--- start of Given records ---
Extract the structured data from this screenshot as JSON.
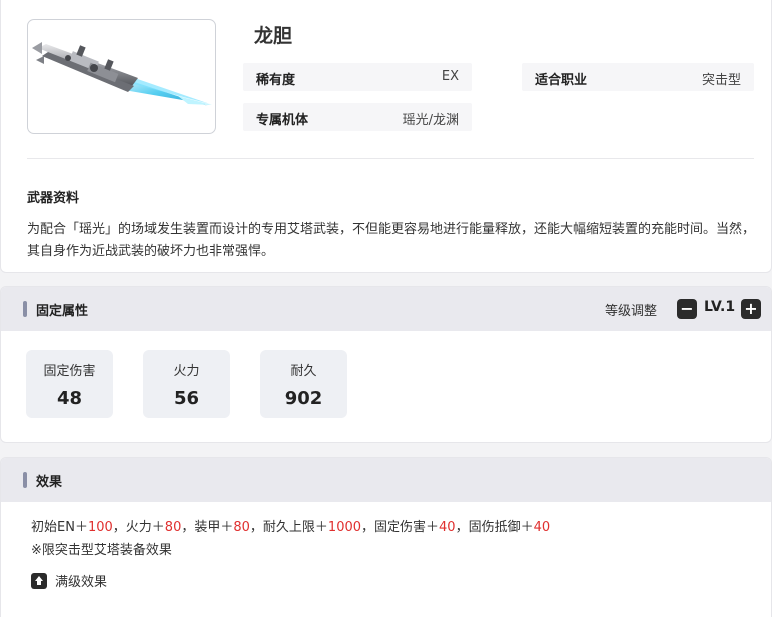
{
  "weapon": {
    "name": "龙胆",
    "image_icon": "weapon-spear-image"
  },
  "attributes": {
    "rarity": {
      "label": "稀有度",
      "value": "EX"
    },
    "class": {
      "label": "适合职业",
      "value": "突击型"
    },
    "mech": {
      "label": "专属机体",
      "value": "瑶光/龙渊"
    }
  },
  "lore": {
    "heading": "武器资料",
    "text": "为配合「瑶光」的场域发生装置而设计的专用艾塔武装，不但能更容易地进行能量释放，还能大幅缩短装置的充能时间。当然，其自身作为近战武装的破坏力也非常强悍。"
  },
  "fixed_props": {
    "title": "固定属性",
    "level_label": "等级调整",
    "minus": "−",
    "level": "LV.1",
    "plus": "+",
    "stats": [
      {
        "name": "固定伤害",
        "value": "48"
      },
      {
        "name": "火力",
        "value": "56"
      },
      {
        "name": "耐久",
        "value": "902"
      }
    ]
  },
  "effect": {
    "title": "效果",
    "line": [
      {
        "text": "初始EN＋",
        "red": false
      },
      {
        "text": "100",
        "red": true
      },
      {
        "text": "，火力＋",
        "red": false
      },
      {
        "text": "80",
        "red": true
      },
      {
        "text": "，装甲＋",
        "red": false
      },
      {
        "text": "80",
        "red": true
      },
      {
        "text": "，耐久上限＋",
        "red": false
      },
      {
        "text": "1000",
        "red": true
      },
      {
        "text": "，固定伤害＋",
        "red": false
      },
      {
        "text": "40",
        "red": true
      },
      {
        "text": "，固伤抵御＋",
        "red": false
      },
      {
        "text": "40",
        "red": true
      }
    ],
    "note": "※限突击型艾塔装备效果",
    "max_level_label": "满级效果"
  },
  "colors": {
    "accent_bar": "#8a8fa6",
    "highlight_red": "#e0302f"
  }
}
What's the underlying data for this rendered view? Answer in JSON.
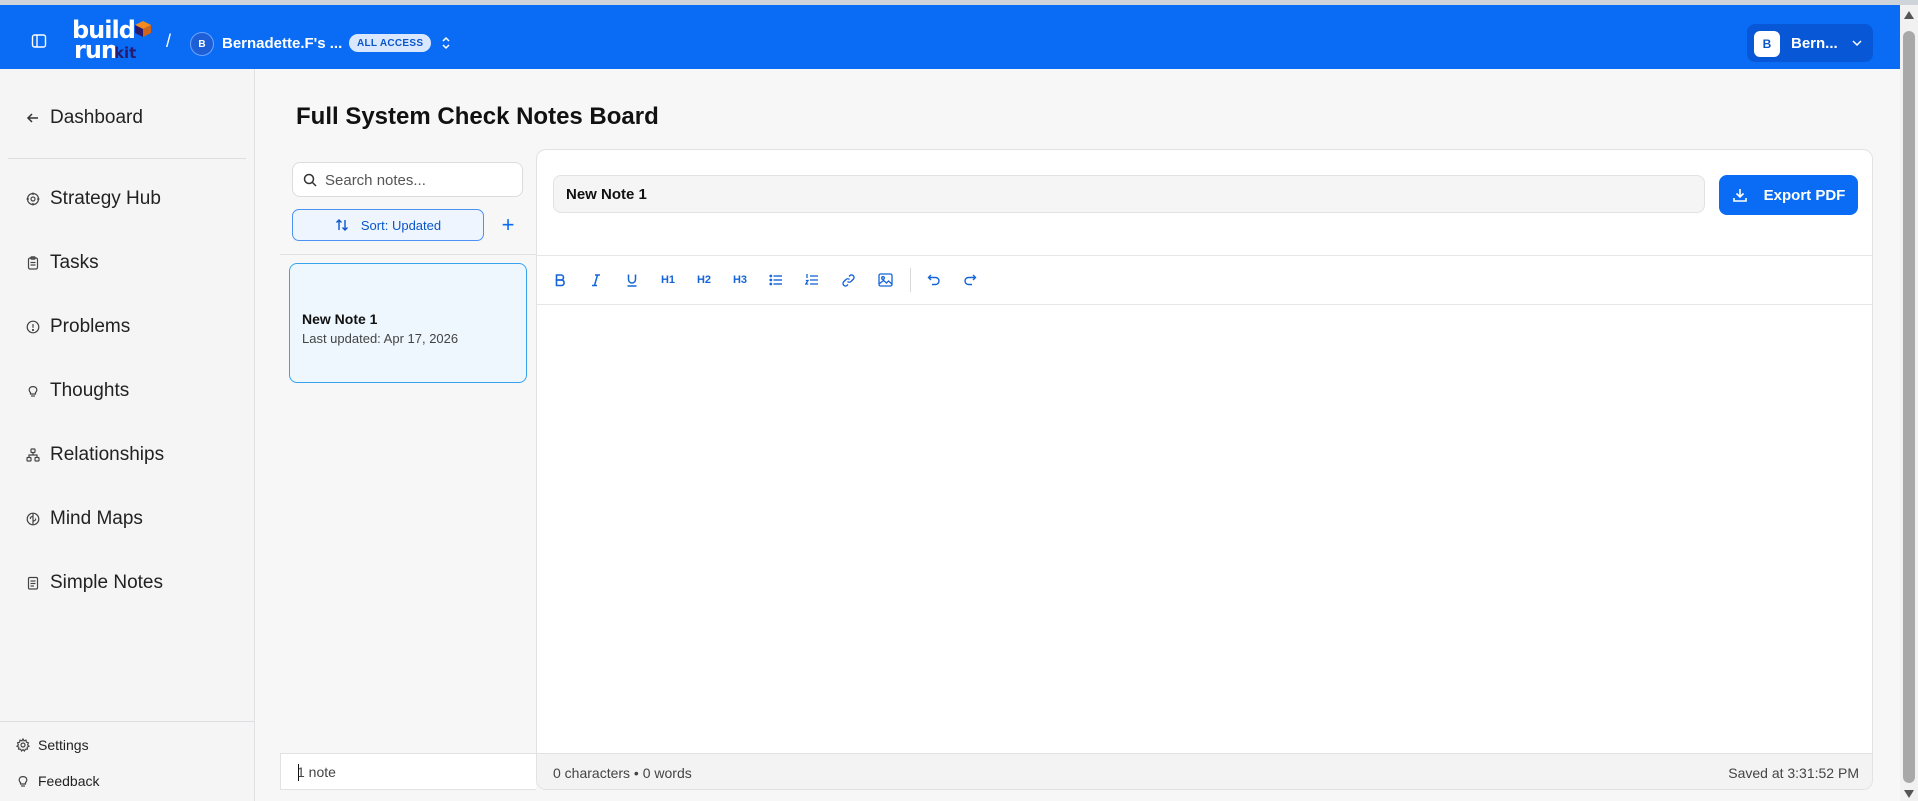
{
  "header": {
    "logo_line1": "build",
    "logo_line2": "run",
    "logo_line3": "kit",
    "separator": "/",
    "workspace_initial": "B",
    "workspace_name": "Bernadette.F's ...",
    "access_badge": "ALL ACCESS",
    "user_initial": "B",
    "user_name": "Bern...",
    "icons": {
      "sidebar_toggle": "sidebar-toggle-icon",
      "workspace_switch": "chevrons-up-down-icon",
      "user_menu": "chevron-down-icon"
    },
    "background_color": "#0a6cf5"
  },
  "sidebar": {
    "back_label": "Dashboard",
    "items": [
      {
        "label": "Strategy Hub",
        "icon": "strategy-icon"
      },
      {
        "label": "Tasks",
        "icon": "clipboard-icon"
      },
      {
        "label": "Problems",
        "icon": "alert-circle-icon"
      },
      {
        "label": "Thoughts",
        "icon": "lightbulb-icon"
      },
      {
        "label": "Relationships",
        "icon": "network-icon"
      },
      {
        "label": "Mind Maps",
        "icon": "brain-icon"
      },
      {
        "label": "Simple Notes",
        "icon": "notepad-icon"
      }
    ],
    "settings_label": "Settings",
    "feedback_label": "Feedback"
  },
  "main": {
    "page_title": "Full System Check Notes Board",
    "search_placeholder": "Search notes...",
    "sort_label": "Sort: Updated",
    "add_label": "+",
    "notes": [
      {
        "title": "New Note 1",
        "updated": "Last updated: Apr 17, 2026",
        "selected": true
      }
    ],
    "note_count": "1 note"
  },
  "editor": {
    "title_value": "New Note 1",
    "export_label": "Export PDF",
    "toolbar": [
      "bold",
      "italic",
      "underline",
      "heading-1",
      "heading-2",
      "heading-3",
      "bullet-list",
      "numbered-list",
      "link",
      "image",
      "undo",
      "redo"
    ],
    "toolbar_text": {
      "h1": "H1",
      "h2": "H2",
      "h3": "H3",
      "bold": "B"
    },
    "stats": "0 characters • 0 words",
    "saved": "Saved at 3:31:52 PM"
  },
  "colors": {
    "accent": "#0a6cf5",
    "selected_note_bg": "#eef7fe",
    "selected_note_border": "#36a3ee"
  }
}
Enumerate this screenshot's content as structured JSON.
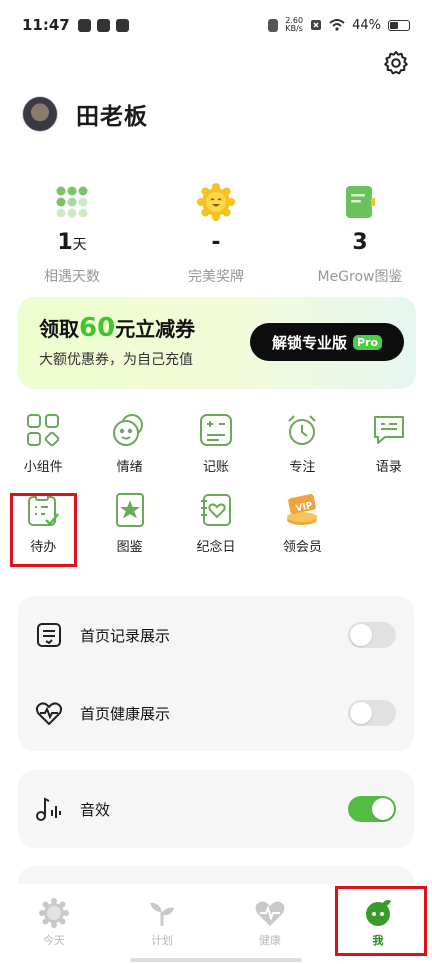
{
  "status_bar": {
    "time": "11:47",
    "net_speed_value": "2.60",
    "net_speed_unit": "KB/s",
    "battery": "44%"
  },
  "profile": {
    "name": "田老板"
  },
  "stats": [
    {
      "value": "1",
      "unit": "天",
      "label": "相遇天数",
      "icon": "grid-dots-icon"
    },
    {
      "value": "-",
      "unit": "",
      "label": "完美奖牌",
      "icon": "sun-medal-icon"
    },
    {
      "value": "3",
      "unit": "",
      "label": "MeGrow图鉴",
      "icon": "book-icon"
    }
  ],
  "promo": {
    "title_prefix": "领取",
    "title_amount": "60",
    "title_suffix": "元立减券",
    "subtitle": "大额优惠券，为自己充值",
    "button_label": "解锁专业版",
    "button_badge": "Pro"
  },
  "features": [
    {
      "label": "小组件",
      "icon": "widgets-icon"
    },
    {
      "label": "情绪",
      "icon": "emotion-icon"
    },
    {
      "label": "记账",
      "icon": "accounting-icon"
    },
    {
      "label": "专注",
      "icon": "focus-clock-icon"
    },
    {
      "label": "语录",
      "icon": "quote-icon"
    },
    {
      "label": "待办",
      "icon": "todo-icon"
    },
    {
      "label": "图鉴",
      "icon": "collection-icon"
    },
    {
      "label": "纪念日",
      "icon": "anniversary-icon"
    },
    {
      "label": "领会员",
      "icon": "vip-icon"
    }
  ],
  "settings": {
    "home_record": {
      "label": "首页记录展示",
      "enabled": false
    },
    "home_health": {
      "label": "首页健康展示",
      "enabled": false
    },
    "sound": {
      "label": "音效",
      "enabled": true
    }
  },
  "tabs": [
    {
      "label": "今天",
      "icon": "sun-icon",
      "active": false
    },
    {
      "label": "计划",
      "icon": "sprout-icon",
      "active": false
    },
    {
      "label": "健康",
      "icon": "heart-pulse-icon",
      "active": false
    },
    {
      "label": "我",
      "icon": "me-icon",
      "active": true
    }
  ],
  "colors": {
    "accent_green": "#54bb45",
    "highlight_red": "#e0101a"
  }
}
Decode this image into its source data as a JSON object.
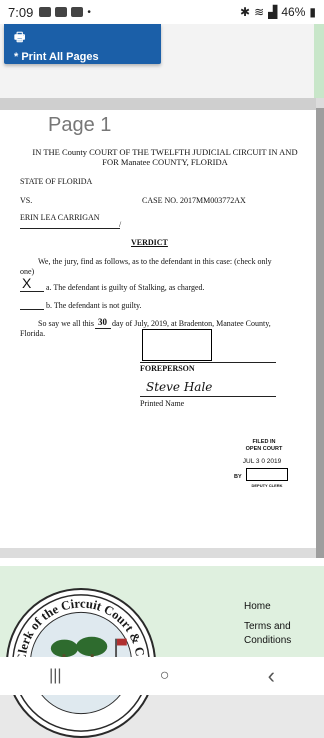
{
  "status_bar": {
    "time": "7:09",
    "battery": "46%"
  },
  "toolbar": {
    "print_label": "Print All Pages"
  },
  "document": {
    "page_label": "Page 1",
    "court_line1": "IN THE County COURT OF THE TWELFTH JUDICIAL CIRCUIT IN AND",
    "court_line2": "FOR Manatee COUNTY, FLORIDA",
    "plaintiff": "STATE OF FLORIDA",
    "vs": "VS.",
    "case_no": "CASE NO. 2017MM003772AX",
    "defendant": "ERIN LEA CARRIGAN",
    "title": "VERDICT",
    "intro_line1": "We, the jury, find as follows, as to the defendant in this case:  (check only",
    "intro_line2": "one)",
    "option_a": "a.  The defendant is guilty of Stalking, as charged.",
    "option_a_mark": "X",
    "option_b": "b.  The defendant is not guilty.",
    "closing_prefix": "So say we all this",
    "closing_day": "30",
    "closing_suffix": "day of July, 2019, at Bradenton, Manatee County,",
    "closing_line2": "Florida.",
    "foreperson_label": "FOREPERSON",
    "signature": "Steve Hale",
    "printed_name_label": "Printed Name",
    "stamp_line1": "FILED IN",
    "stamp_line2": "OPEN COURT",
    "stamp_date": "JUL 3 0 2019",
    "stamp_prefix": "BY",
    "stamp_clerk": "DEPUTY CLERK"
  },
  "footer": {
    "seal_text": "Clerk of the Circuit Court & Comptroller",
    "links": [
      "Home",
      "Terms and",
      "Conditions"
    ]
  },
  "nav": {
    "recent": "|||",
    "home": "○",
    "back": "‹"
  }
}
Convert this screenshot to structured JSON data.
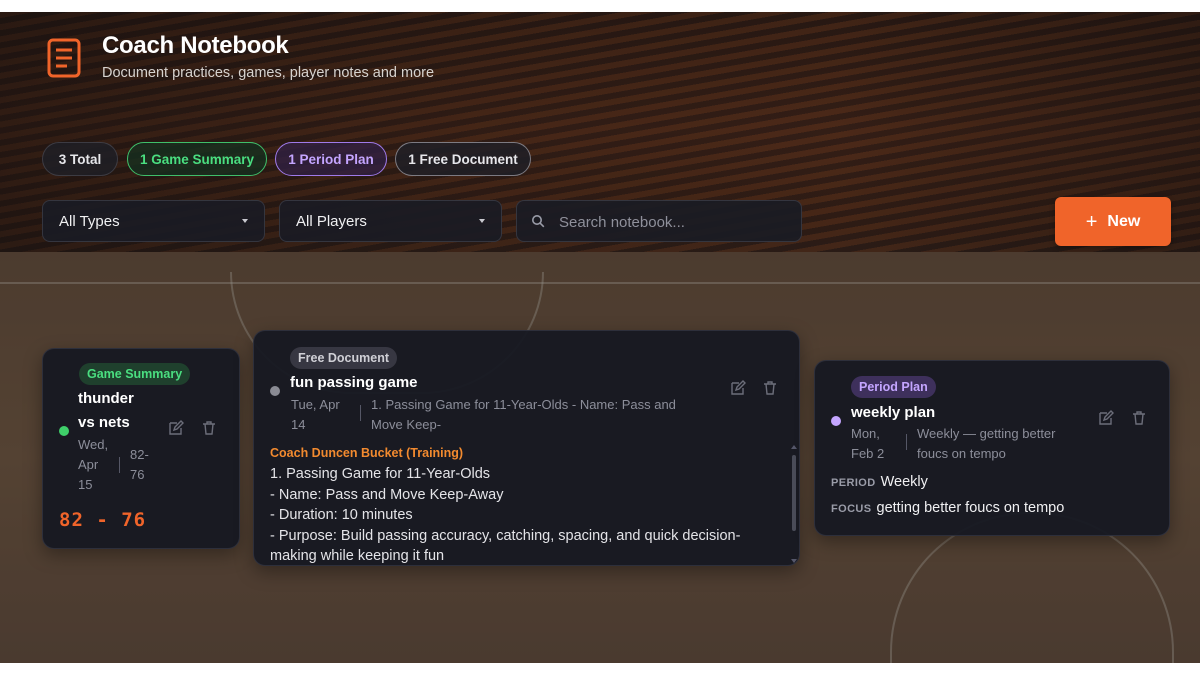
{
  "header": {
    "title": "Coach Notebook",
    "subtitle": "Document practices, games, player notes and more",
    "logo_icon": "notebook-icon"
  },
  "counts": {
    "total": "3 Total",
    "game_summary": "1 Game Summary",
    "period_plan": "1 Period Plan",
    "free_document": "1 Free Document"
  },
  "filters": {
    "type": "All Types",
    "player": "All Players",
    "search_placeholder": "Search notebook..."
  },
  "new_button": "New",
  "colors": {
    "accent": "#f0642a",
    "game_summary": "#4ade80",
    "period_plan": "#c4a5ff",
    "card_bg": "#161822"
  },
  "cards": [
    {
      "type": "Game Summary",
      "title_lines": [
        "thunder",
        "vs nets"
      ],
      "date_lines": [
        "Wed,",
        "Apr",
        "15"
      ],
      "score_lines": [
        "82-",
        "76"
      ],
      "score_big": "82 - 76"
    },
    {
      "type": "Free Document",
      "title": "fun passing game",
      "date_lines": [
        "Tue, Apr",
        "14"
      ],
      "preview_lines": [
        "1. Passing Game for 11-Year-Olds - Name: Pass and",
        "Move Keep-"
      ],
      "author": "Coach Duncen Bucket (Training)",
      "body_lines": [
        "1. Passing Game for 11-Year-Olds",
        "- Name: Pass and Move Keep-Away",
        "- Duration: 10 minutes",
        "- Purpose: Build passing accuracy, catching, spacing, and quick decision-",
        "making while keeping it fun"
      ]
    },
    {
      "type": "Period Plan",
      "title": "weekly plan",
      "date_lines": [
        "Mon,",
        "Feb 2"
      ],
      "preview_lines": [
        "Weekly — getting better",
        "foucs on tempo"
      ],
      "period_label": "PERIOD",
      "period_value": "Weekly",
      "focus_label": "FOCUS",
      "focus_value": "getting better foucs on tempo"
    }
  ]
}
--- end of Given records ---
Exercise details | Return each line where "data" shows up.

Response below |
Extract the structured data from this screenshot as JSON.
What's the underlying data for this rendered view? Answer in JSON.
Decode this image into its source data as a JSON object.
Convert this screenshot to structured JSON data.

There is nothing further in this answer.